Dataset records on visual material
□ □ □ □ □ □ □

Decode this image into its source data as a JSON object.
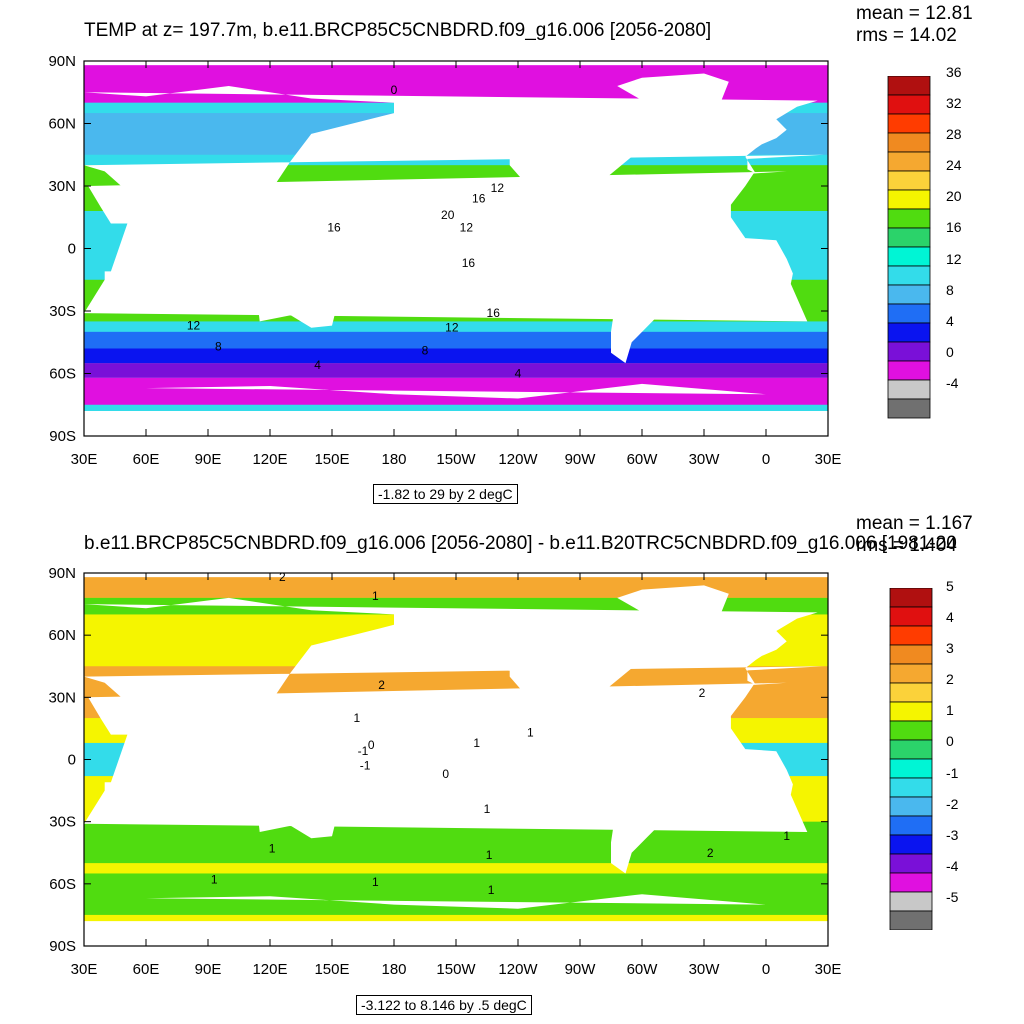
{
  "panels": [
    {
      "title": "TEMP at z= 197.7m, b.e11.BRCP85C5CNBDRD.f09_g16.006 [2056-2080]",
      "mean": "mean = 12.81",
      "rms": "rms = 14.02",
      "contour_info": "-1.82 to 29 by 2 degC",
      "colorbar_labels": [
        "36",
        "32",
        "28",
        "24",
        "20",
        "16",
        "12",
        "8",
        "4",
        "0",
        "-4"
      ],
      "colorbar_colors": [
        "#b01010",
        "#e01010",
        "#ff3c00",
        "#f08a20",
        "#f5a830",
        "#fbd23a",
        "#f5f500",
        "#50dc10",
        "#2bd36a",
        "#00f5d5",
        "#33dcea",
        "#4ab8ee",
        "#1f6ef5",
        "#0a14f0",
        "#7a10d8",
        "#e010e0",
        "#c8c8c8",
        "#707070"
      ],
      "contour_labels": [
        {
          "text": "0",
          "lon": 180,
          "lat": 76
        },
        {
          "text": "12",
          "lon": -130,
          "lat": 29
        },
        {
          "text": "16",
          "lon": -139,
          "lat": 24
        },
        {
          "text": "20",
          "lon": -154,
          "lat": 16
        },
        {
          "text": "16",
          "lon": 151,
          "lat": 10
        },
        {
          "text": "12",
          "lon": -145,
          "lat": 10
        },
        {
          "text": "16",
          "lon": -144,
          "lat": -7
        },
        {
          "text": "16",
          "lon": -132,
          "lat": -31
        },
        {
          "text": "12",
          "lon": 83,
          "lat": -37
        },
        {
          "text": "12",
          "lon": -152,
          "lat": -38
        },
        {
          "text": "8",
          "lon": 95,
          "lat": -47
        },
        {
          "text": "8",
          "lon": -165,
          "lat": -49
        },
        {
          "text": "4",
          "lon": 143,
          "lat": -56
        },
        {
          "text": "4",
          "lon": -120,
          "lat": -60
        }
      ]
    },
    {
      "title": "b.e11.BRCP85C5CNBDRD.f09_g16.006 [2056-2080] - b.e11.B20TRC5CNBDRD.f09_g16.006 [1981-20",
      "mean": "mean = 1.167",
      "rms": "rms = 1.404",
      "contour_info": "-3.122 to 8.146 by .5 degC",
      "colorbar_labels": [
        "5",
        "4",
        "3",
        "2",
        "1",
        "0",
        "-1",
        "-2",
        "-3",
        "-4",
        "-5"
      ],
      "colorbar_colors": [
        "#b01010",
        "#e01010",
        "#ff3c00",
        "#f08a20",
        "#f5a830",
        "#fbd23a",
        "#f5f500",
        "#50dc10",
        "#2bd36a",
        "#00f5d5",
        "#33dcea",
        "#4ab8ee",
        "#1f6ef5",
        "#0a14f0",
        "#7a10d8",
        "#e010e0",
        "#c8c8c8",
        "#707070"
      ],
      "contour_labels": [
        {
          "text": "2",
          "lon": 126,
          "lat": 88
        },
        {
          "text": "1",
          "lon": 171,
          "lat": 79
        },
        {
          "text": "2",
          "lon": 174,
          "lat": 36
        },
        {
          "text": "1",
          "lon": 162,
          "lat": 20
        },
        {
          "text": "1",
          "lon": -140,
          "lat": 8
        },
        {
          "text": "1",
          "lon": -114,
          "lat": 13
        },
        {
          "text": "0",
          "lon": 169,
          "lat": 7
        },
        {
          "text": "-1",
          "lon": 165,
          "lat": 4
        },
        {
          "text": "-1",
          "lon": 166,
          "lat": -3
        },
        {
          "text": "0",
          "lon": -155,
          "lat": -7
        },
        {
          "text": "1",
          "lon": -135,
          "lat": -24
        },
        {
          "text": "2",
          "lon": -31,
          "lat": 32
        },
        {
          "text": "1",
          "lon": 10,
          "lat": -37
        },
        {
          "text": "2",
          "lon": -27,
          "lat": -45
        },
        {
          "text": "1",
          "lon": 121,
          "lat": -43
        },
        {
          "text": "1",
          "lon": -134,
          "lat": -46
        },
        {
          "text": "1",
          "lon": 93,
          "lat": -58
        },
        {
          "text": "1",
          "lon": 171,
          "lat": -59
        },
        {
          "text": "1",
          "lon": -133,
          "lat": -63
        }
      ]
    }
  ],
  "axes": {
    "lat_labels": [
      "90N",
      "60N",
      "30N",
      "0",
      "30S",
      "60S",
      "90S"
    ],
    "lon_labels": [
      "30E",
      "60E",
      "90E",
      "120E",
      "150E",
      "180",
      "150W",
      "120W",
      "90W",
      "60W",
      "30W",
      "0",
      "30E"
    ]
  },
  "colors": {
    "ocean_top_default": "#33dcea",
    "ocean_bottom_default": "#f5f500",
    "land": "#ffffff"
  }
}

□ □ □ □ □ □ □

### WHAT IS REQUIRED:
Nothing but the pictures may be dropped; output the records above exactly.

### RESPONSE TO THIS TASK:
Decode this image into its source data as a JSON object.
{
  "panels": [
    {
      "title": "TEMP at z= 197.7m, b.e11.BRCP85C5CNBDRD.f09_g16.006 [2056-2080]",
      "mean": "mean = 12.81",
      "rms": "rms = 14.02",
      "contour_info": "-1.82 to 29 by 2 degC",
      "colorbar_labels": [
        "36",
        "32",
        "28",
        "24",
        "20",
        "16",
        "12",
        "8",
        "4",
        "0",
        "-4"
      ],
      "colorbar_colors": [
        "#b01010",
        "#e01010",
        "#ff3c00",
        "#f08a20",
        "#f5a830",
        "#fbd23a",
        "#f5f500",
        "#50dc10",
        "#2bd36a",
        "#00f5d5",
        "#33dcea",
        "#4ab8ee",
        "#1f6ef5",
        "#0a14f0",
        "#7a10d8",
        "#e010e0",
        "#c8c8c8",
        "#707070"
      ],
      "contour_labels": [
        {
          "text": "0",
          "lon": 180,
          "lat": 76
        },
        {
          "text": "12",
          "lon": -130,
          "lat": 29
        },
        {
          "text": "16",
          "lon": -139,
          "lat": 24
        },
        {
          "text": "20",
          "lon": -154,
          "lat": 16
        },
        {
          "text": "16",
          "lon": 151,
          "lat": 10
        },
        {
          "text": "12",
          "lon": -145,
          "lat": 10
        },
        {
          "text": "16",
          "lon": -144,
          "lat": -7
        },
        {
          "text": "16",
          "lon": -132,
          "lat": -31
        },
        {
          "text": "12",
          "lon": 83,
          "lat": -37
        },
        {
          "text": "12",
          "lon": -152,
          "lat": -38
        },
        {
          "text": "8",
          "lon": 95,
          "lat": -47
        },
        {
          "text": "8",
          "lon": -165,
          "lat": -49
        },
        {
          "text": "4",
          "lon": 143,
          "lat": -56
        },
        {
          "text": "4",
          "lon": -120,
          "lat": -60
        }
      ]
    },
    {
      "title": "b.e11.BRCP85C5CNBDRD.f09_g16.006 [2056-2080] - b.e11.B20TRC5CNBDRD.f09_g16.006 [1981-20",
      "mean": "mean = 1.167",
      "rms": "rms = 1.404",
      "contour_info": "-3.122 to 8.146 by .5 degC",
      "colorbar_labels": [
        "5",
        "4",
        "3",
        "2",
        "1",
        "0",
        "-1",
        "-2",
        "-3",
        "-4",
        "-5"
      ],
      "colorbar_colors": [
        "#b01010",
        "#e01010",
        "#ff3c00",
        "#f08a20",
        "#f5a830",
        "#fbd23a",
        "#f5f500",
        "#50dc10",
        "#2bd36a",
        "#00f5d5",
        "#33dcea",
        "#4ab8ee",
        "#1f6ef5",
        "#0a14f0",
        "#7a10d8",
        "#e010e0",
        "#c8c8c8",
        "#707070"
      ],
      "contour_labels": [
        {
          "text": "2",
          "lon": 126,
          "lat": 88
        },
        {
          "text": "1",
          "lon": 171,
          "lat": 79
        },
        {
          "text": "2",
          "lon": 174,
          "lat": 36
        },
        {
          "text": "1",
          "lon": 162,
          "lat": 20
        },
        {
          "text": "1",
          "lon": -140,
          "lat": 8
        },
        {
          "text": "1",
          "lon": -114,
          "lat": 13
        },
        {
          "text": "0",
          "lon": 169,
          "lat": 7
        },
        {
          "text": "-1",
          "lon": 165,
          "lat": 4
        },
        {
          "text": "-1",
          "lon": 166,
          "lat": -3
        },
        {
          "text": "0",
          "lon": -155,
          "lat": -7
        },
        {
          "text": "1",
          "lon": -135,
          "lat": -24
        },
        {
          "text": "2",
          "lon": -31,
          "lat": 32
        },
        {
          "text": "1",
          "lon": 10,
          "lat": -37
        },
        {
          "text": "2",
          "lon": -27,
          "lat": -45
        },
        {
          "text": "1",
          "lon": 121,
          "lat": -43
        },
        {
          "text": "1",
          "lon": -134,
          "lat": -46
        },
        {
          "text": "1",
          "lon": 93,
          "lat": -58
        },
        {
          "text": "1",
          "lon": 171,
          "lat": -59
        },
        {
          "text": "1",
          "lon": -133,
          "lat": -63
        }
      ]
    }
  ],
  "axes": {
    "lat_labels": [
      "90N",
      "60N",
      "30N",
      "0",
      "30S",
      "60S",
      "90S"
    ],
    "lon_labels": [
      "30E",
      "60E",
      "90E",
      "120E",
      "150E",
      "180",
      "150W",
      "120W",
      "90W",
      "60W",
      "30W",
      "0",
      "30E"
    ]
  },
  "colors": {
    "ocean_top_default": "#33dcea",
    "ocean_bottom_default": "#f5f500",
    "land": "#ffffff"
  }
}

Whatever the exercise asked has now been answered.